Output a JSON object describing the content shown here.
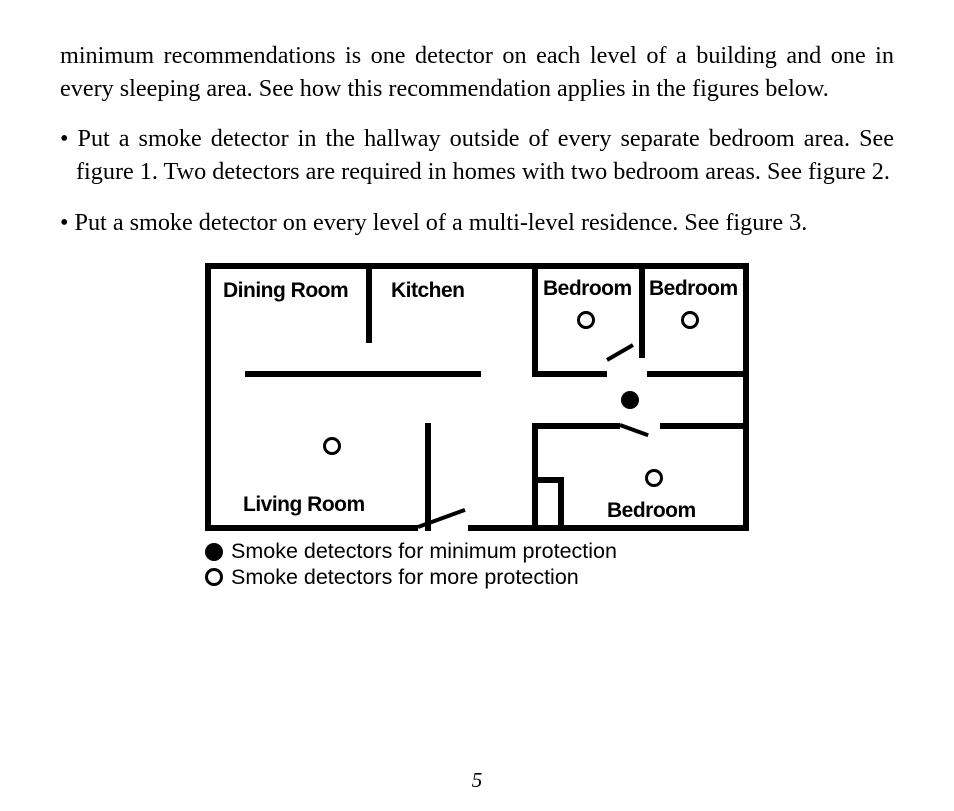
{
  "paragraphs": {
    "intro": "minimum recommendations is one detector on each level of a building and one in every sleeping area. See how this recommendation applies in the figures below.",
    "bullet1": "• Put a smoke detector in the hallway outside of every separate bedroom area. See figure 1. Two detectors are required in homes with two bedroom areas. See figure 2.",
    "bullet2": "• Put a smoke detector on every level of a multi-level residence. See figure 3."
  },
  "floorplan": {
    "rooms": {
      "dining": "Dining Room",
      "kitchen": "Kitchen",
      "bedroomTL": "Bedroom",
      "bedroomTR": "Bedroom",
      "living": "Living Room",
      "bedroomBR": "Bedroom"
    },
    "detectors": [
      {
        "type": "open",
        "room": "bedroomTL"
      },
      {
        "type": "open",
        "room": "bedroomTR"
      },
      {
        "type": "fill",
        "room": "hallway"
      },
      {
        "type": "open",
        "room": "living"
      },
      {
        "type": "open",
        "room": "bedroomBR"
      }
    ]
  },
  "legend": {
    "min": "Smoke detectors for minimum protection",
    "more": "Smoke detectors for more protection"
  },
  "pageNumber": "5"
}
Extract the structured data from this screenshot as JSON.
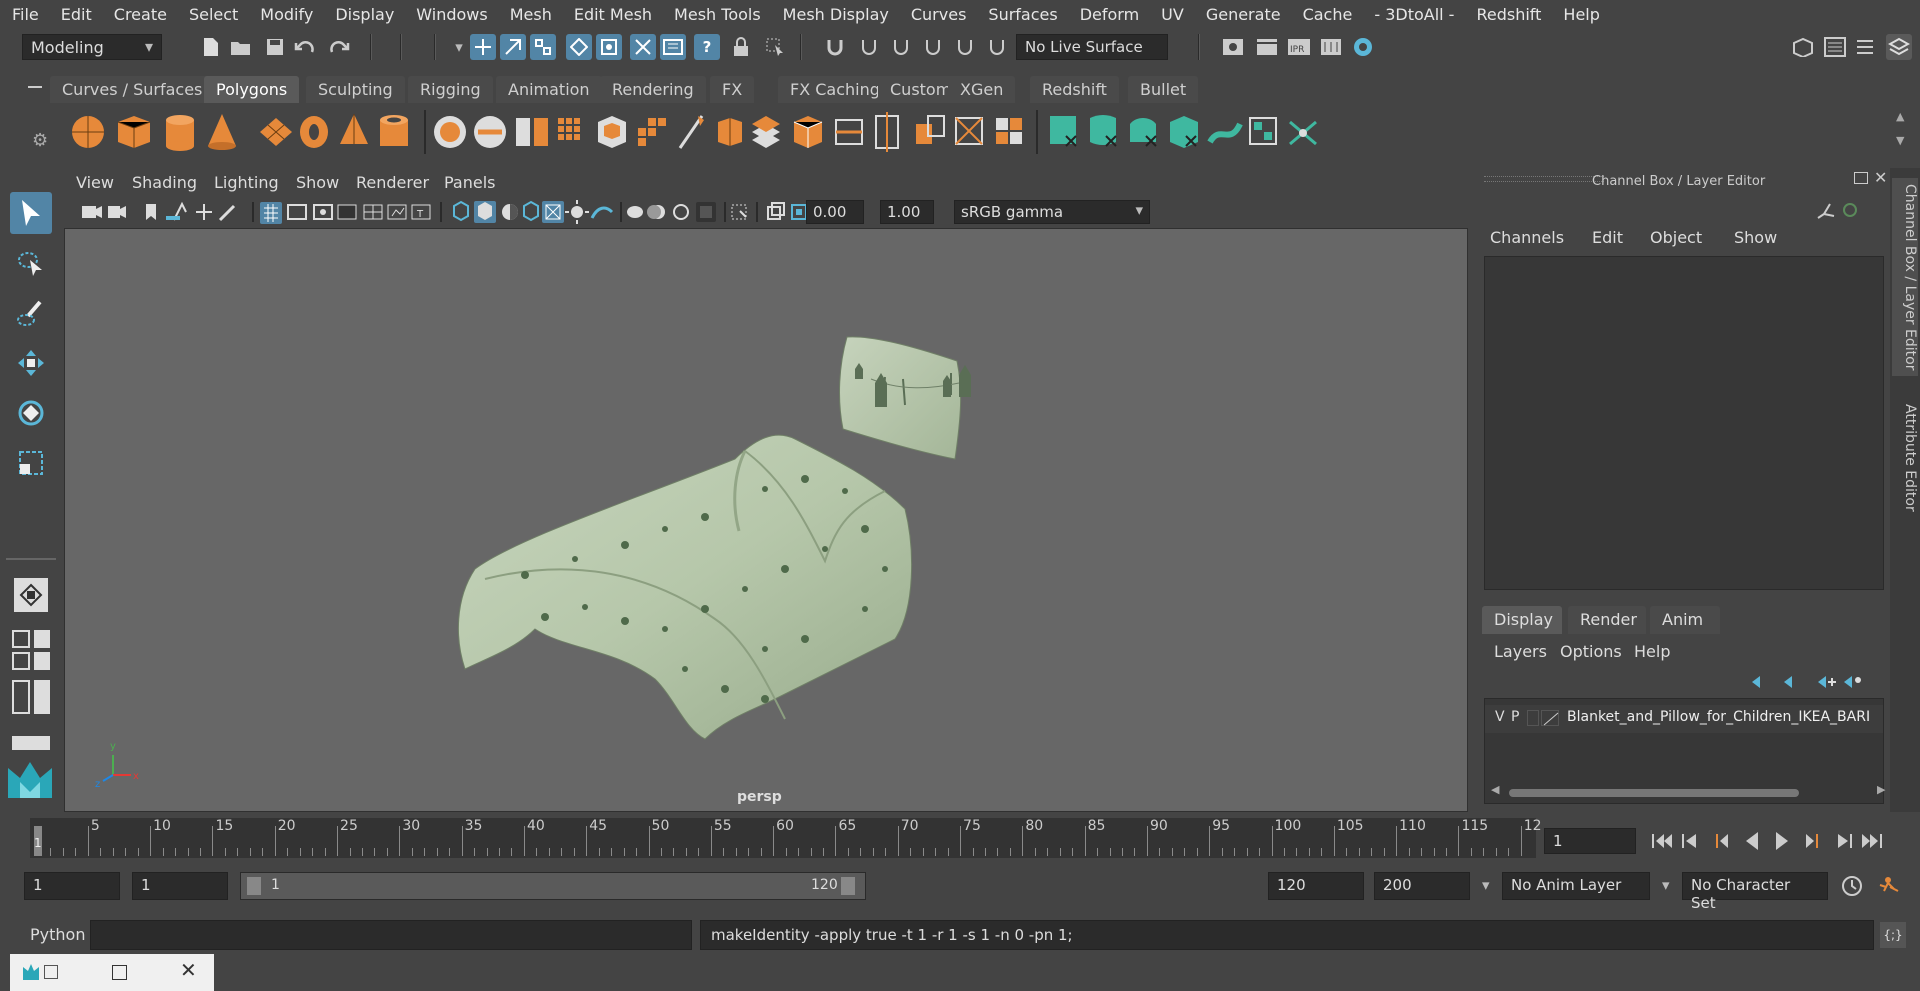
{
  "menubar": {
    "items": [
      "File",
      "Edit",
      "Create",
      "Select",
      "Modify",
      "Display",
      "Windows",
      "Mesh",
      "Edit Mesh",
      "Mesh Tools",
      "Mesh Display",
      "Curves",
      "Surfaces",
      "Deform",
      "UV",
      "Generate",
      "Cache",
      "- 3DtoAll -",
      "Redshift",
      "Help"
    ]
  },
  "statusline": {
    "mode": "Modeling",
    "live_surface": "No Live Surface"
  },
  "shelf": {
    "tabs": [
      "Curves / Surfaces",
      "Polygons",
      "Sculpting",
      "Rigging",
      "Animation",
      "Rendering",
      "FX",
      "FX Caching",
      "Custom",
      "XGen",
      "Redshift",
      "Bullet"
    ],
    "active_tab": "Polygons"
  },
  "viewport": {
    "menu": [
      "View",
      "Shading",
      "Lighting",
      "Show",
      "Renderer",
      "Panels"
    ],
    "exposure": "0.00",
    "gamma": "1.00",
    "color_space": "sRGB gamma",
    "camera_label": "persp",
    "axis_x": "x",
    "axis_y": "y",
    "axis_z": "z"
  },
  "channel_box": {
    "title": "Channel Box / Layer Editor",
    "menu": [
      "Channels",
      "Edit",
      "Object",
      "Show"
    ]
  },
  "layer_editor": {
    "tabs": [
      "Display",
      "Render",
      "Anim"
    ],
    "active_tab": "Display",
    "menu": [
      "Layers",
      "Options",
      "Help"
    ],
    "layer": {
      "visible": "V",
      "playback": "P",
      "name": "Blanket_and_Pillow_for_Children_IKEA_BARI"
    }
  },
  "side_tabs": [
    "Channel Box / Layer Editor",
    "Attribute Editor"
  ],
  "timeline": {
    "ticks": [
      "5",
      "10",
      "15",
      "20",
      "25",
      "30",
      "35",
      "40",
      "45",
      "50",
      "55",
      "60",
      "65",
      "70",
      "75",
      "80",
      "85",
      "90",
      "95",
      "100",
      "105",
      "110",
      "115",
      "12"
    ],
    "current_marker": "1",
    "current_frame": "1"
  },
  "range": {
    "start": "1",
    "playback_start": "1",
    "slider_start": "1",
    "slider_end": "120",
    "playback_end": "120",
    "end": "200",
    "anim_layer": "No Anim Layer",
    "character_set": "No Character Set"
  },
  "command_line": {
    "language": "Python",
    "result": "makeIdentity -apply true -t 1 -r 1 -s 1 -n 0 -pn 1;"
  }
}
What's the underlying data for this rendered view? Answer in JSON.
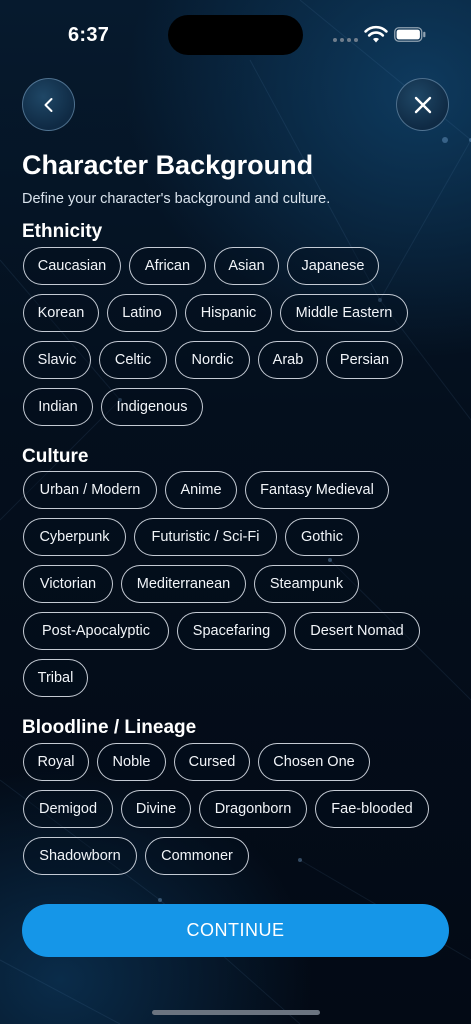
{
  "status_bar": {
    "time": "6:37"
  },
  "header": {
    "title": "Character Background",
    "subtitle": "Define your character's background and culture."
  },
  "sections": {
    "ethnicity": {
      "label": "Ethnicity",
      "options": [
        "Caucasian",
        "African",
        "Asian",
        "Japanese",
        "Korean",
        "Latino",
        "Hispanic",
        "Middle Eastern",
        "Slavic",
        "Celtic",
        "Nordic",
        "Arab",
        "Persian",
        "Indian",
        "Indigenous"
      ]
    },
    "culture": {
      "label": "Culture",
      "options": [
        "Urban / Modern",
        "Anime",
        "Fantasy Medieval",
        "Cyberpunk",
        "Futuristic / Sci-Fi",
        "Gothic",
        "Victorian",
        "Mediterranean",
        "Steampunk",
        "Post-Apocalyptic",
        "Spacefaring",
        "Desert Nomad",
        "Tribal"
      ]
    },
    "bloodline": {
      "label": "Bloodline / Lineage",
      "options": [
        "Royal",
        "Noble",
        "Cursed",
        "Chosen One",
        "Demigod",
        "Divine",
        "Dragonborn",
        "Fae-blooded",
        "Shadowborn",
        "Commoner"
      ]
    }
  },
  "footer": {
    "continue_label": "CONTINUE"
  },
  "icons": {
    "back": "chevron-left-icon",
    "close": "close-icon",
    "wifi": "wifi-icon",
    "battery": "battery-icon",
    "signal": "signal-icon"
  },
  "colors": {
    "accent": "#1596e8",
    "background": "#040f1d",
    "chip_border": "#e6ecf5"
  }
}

------------

State the number of lines holding the word "Mesh" in the listing. Add nothing else.

Reply to the exercise:
4